>> BEGIN
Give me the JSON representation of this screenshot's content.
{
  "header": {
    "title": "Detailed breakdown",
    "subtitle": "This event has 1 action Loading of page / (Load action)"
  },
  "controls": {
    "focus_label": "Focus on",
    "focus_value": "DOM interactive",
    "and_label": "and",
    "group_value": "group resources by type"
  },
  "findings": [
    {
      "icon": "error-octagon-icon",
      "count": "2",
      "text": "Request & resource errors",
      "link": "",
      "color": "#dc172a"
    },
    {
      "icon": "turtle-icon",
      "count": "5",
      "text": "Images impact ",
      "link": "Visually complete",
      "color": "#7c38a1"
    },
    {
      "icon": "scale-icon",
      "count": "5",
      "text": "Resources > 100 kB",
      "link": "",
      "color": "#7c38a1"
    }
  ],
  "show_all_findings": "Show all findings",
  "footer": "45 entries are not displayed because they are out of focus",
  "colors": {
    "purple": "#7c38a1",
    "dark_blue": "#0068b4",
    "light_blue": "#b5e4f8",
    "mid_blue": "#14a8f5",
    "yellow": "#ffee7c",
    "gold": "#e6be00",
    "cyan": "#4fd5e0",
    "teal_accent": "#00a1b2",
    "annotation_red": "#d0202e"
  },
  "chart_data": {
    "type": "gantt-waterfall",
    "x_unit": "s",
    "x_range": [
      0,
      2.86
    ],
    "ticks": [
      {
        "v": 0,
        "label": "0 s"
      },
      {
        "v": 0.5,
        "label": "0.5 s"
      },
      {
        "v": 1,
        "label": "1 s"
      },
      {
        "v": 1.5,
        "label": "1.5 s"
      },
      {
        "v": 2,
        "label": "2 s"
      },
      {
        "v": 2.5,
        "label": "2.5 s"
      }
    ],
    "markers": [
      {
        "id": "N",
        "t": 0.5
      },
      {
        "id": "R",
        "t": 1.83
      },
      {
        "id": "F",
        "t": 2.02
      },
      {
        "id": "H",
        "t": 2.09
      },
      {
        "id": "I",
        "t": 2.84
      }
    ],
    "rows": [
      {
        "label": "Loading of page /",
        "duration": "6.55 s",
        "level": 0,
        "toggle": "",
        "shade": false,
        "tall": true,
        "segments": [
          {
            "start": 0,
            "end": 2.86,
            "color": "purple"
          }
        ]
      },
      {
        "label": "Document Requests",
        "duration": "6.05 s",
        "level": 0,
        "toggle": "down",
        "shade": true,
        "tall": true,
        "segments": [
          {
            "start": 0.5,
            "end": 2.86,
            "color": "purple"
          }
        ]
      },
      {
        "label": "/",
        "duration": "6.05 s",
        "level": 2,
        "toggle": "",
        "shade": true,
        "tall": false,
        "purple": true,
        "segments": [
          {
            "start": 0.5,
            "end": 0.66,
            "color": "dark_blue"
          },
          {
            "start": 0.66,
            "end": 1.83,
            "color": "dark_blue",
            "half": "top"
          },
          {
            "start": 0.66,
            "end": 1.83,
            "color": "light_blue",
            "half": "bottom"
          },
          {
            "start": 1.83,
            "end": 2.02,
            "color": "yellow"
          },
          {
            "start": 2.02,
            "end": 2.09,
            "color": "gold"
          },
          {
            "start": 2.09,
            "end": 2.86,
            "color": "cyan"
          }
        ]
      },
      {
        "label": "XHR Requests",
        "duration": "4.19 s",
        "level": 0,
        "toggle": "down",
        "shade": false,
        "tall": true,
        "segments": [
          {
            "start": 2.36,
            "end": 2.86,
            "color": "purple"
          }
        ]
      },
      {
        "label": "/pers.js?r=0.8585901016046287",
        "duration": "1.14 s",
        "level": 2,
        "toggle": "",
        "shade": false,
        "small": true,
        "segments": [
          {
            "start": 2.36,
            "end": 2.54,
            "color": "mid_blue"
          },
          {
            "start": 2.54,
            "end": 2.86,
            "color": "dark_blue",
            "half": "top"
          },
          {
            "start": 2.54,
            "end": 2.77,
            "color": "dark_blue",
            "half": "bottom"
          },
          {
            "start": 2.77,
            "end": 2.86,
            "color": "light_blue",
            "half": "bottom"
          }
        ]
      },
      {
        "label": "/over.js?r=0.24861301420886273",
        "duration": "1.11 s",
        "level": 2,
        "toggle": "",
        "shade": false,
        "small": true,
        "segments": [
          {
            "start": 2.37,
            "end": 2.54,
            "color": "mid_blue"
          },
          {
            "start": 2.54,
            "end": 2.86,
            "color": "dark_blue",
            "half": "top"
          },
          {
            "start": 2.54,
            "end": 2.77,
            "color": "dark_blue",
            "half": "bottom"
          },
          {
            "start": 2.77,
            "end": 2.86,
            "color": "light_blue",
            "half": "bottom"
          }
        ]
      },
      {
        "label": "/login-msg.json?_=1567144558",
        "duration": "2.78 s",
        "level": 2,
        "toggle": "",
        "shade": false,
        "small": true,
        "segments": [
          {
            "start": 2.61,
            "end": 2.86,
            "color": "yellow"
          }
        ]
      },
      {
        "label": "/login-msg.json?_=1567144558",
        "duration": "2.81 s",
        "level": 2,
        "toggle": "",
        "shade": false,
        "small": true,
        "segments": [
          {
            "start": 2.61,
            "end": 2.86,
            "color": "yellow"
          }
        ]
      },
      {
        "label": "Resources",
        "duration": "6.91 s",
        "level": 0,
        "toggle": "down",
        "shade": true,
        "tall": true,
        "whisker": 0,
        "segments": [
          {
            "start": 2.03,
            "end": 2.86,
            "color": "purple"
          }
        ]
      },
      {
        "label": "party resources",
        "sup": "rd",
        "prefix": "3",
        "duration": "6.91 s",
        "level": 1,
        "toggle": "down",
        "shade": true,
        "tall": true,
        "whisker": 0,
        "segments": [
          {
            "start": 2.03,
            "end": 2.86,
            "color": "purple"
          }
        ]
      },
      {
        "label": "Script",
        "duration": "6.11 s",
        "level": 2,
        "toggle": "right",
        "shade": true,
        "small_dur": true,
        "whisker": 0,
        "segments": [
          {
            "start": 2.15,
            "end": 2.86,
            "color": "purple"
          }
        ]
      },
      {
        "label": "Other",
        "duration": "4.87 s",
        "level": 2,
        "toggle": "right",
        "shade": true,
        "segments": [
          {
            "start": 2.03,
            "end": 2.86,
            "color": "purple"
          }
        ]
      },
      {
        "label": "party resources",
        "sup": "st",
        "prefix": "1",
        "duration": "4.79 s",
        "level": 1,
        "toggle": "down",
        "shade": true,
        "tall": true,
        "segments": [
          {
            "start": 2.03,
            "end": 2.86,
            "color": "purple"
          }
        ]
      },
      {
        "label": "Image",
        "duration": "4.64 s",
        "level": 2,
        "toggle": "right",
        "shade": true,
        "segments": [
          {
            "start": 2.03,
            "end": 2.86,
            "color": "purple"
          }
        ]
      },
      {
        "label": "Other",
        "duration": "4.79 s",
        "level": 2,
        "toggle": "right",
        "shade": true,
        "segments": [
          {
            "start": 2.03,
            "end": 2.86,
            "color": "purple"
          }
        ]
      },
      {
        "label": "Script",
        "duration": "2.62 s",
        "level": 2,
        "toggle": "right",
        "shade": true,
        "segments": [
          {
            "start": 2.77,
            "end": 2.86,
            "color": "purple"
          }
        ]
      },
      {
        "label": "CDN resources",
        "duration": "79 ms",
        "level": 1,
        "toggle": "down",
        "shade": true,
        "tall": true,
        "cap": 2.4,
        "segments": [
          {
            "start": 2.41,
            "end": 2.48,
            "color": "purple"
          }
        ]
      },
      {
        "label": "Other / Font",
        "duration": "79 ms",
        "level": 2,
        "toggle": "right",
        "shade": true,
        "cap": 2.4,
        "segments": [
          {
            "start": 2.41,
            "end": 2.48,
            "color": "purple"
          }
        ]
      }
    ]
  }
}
>> END
PROBLEM REQUIREMENTS:
Exactly as they are written, print the entries again.

FINISHED ANSWER:
Give me the JSON representation of this screenshot's content.
{
  "header": {
    "title": "Detailed breakdown",
    "subtitle": "This event has 1 action Loading of page / (Load action)"
  },
  "controls": {
    "focus_label": "Focus on",
    "focus_value": "DOM interactive",
    "and_label": "and",
    "group_value": "group resources by type"
  },
  "findings": [
    {
      "icon": "error-octagon-icon",
      "count": "2",
      "text": "Request & resource errors",
      "link": "",
      "color": "#dc172a"
    },
    {
      "icon": "turtle-icon",
      "count": "5",
      "text": "Images impact ",
      "link": "Visually complete",
      "color": "#7c38a1"
    },
    {
      "icon": "scale-icon",
      "count": "5",
      "text": "Resources > 100 kB",
      "link": "",
      "color": "#7c38a1"
    }
  ],
  "show_all_findings": "Show all findings",
  "footer": "45 entries are not displayed because they are out of focus",
  "colors": {
    "purple": "#7c38a1",
    "dark_blue": "#0068b4",
    "light_blue": "#b5e4f8",
    "mid_blue": "#14a8f5",
    "yellow": "#ffee7c",
    "gold": "#e6be00",
    "cyan": "#4fd5e0",
    "teal_accent": "#00a1b2",
    "annotation_red": "#d0202e"
  },
  "chart_data": {
    "type": "gantt-waterfall",
    "x_unit": "s",
    "x_range": [
      0,
      2.86
    ],
    "ticks": [
      {
        "v": 0,
        "label": "0 s"
      },
      {
        "v": 0.5,
        "label": "0.5 s"
      },
      {
        "v": 1,
        "label": "1 s"
      },
      {
        "v": 1.5,
        "label": "1.5 s"
      },
      {
        "v": 2,
        "label": "2 s"
      },
      {
        "v": 2.5,
        "label": "2.5 s"
      }
    ],
    "markers": [
      {
        "id": "N",
        "t": 0.5
      },
      {
        "id": "R",
        "t": 1.83
      },
      {
        "id": "F",
        "t": 2.02
      },
      {
        "id": "H",
        "t": 2.09
      },
      {
        "id": "I",
        "t": 2.84
      }
    ],
    "rows": [
      {
        "label": "Loading of page /",
        "duration": "6.55 s",
        "level": 0,
        "toggle": "",
        "shade": false,
        "tall": true,
        "segments": [
          {
            "start": 0,
            "end": 2.86,
            "color": "purple"
          }
        ]
      },
      {
        "label": "Document Requests",
        "duration": "6.05 s",
        "level": 0,
        "toggle": "down",
        "shade": true,
        "tall": true,
        "segments": [
          {
            "start": 0.5,
            "end": 2.86,
            "color": "purple"
          }
        ]
      },
      {
        "label": "/",
        "duration": "6.05 s",
        "level": 2,
        "toggle": "",
        "shade": true,
        "tall": false,
        "purple": true,
        "segments": [
          {
            "start": 0.5,
            "end": 0.66,
            "color": "dark_blue"
          },
          {
            "start": 0.66,
            "end": 1.83,
            "color": "dark_blue",
            "half": "top"
          },
          {
            "start": 0.66,
            "end": 1.83,
            "color": "light_blue",
            "half": "bottom"
          },
          {
            "start": 1.83,
            "end": 2.02,
            "color": "yellow"
          },
          {
            "start": 2.02,
            "end": 2.09,
            "color": "gold"
          },
          {
            "start": 2.09,
            "end": 2.86,
            "color": "cyan"
          }
        ]
      },
      {
        "label": "XHR Requests",
        "duration": "4.19 s",
        "level": 0,
        "toggle": "down",
        "shade": false,
        "tall": true,
        "segments": [
          {
            "start": 2.36,
            "end": 2.86,
            "color": "purple"
          }
        ]
      },
      {
        "label": "/pers.js?r=0.8585901016046287",
        "duration": "1.14 s",
        "level": 2,
        "toggle": "",
        "shade": false,
        "small": true,
        "segments": [
          {
            "start": 2.36,
            "end": 2.54,
            "color": "mid_blue"
          },
          {
            "start": 2.54,
            "end": 2.86,
            "color": "dark_blue",
            "half": "top"
          },
          {
            "start": 2.54,
            "end": 2.77,
            "color": "dark_blue",
            "half": "bottom"
          },
          {
            "start": 2.77,
            "end": 2.86,
            "color": "light_blue",
            "half": "bottom"
          }
        ]
      },
      {
        "label": "/over.js?r=0.24861301420886273",
        "duration": "1.11 s",
        "level": 2,
        "toggle": "",
        "shade": false,
        "small": true,
        "segments": [
          {
            "start": 2.37,
            "end": 2.54,
            "color": "mid_blue"
          },
          {
            "start": 2.54,
            "end": 2.86,
            "color": "dark_blue",
            "half": "top"
          },
          {
            "start": 2.54,
            "end": 2.77,
            "color": "dark_blue",
            "half": "bottom"
          },
          {
            "start": 2.77,
            "end": 2.86,
            "color": "light_blue",
            "half": "bottom"
          }
        ]
      },
      {
        "label": "/login-msg.json?_=1567144558",
        "duration": "2.78 s",
        "level": 2,
        "toggle": "",
        "shade": false,
        "small": true,
        "segments": [
          {
            "start": 2.61,
            "end": 2.86,
            "color": "yellow"
          }
        ]
      },
      {
        "label": "/login-msg.json?_=1567144558",
        "duration": "2.81 s",
        "level": 2,
        "toggle": "",
        "shade": false,
        "small": true,
        "segments": [
          {
            "start": 2.61,
            "end": 2.86,
            "color": "yellow"
          }
        ]
      },
      {
        "label": "Resources",
        "duration": "6.91 s",
        "level": 0,
        "toggle": "down",
        "shade": true,
        "tall": true,
        "whisker": 0,
        "segments": [
          {
            "start": 2.03,
            "end": 2.86,
            "color": "purple"
          }
        ]
      },
      {
        "label": "party resources",
        "sup": "rd",
        "prefix": "3",
        "duration": "6.91 s",
        "level": 1,
        "toggle": "down",
        "shade": true,
        "tall": true,
        "whisker": 0,
        "segments": [
          {
            "start": 2.03,
            "end": 2.86,
            "color": "purple"
          }
        ]
      },
      {
        "label": "Script",
        "duration": "6.11 s",
        "level": 2,
        "toggle": "right",
        "shade": true,
        "small_dur": true,
        "whisker": 0,
        "segments": [
          {
            "start": 2.15,
            "end": 2.86,
            "color": "purple"
          }
        ]
      },
      {
        "label": "Other",
        "duration": "4.87 s",
        "level": 2,
        "toggle": "right",
        "shade": true,
        "segments": [
          {
            "start": 2.03,
            "end": 2.86,
            "color": "purple"
          }
        ]
      },
      {
        "label": "party resources",
        "sup": "st",
        "prefix": "1",
        "duration": "4.79 s",
        "level": 1,
        "toggle": "down",
        "shade": true,
        "tall": true,
        "segments": [
          {
            "start": 2.03,
            "end": 2.86,
            "color": "purple"
          }
        ]
      },
      {
        "label": "Image",
        "duration": "4.64 s",
        "level": 2,
        "toggle": "right",
        "shade": true,
        "segments": [
          {
            "start": 2.03,
            "end": 2.86,
            "color": "purple"
          }
        ]
      },
      {
        "label": "Other",
        "duration": "4.79 s",
        "level": 2,
        "toggle": "right",
        "shade": true,
        "segments": [
          {
            "start": 2.03,
            "end": 2.86,
            "color": "purple"
          }
        ]
      },
      {
        "label": "Script",
        "duration": "2.62 s",
        "level": 2,
        "toggle": "right",
        "shade": true,
        "segments": [
          {
            "start": 2.77,
            "end": 2.86,
            "color": "purple"
          }
        ]
      },
      {
        "label": "CDN resources",
        "duration": "79 ms",
        "level": 1,
        "toggle": "down",
        "shade": true,
        "tall": true,
        "cap": 2.4,
        "segments": [
          {
            "start": 2.41,
            "end": 2.48,
            "color": "purple"
          }
        ]
      },
      {
        "label": "Other / Font",
        "duration": "79 ms",
        "level": 2,
        "toggle": "right",
        "shade": true,
        "cap": 2.4,
        "segments": [
          {
            "start": 2.41,
            "end": 2.48,
            "color": "purple"
          }
        ]
      }
    ]
  }
}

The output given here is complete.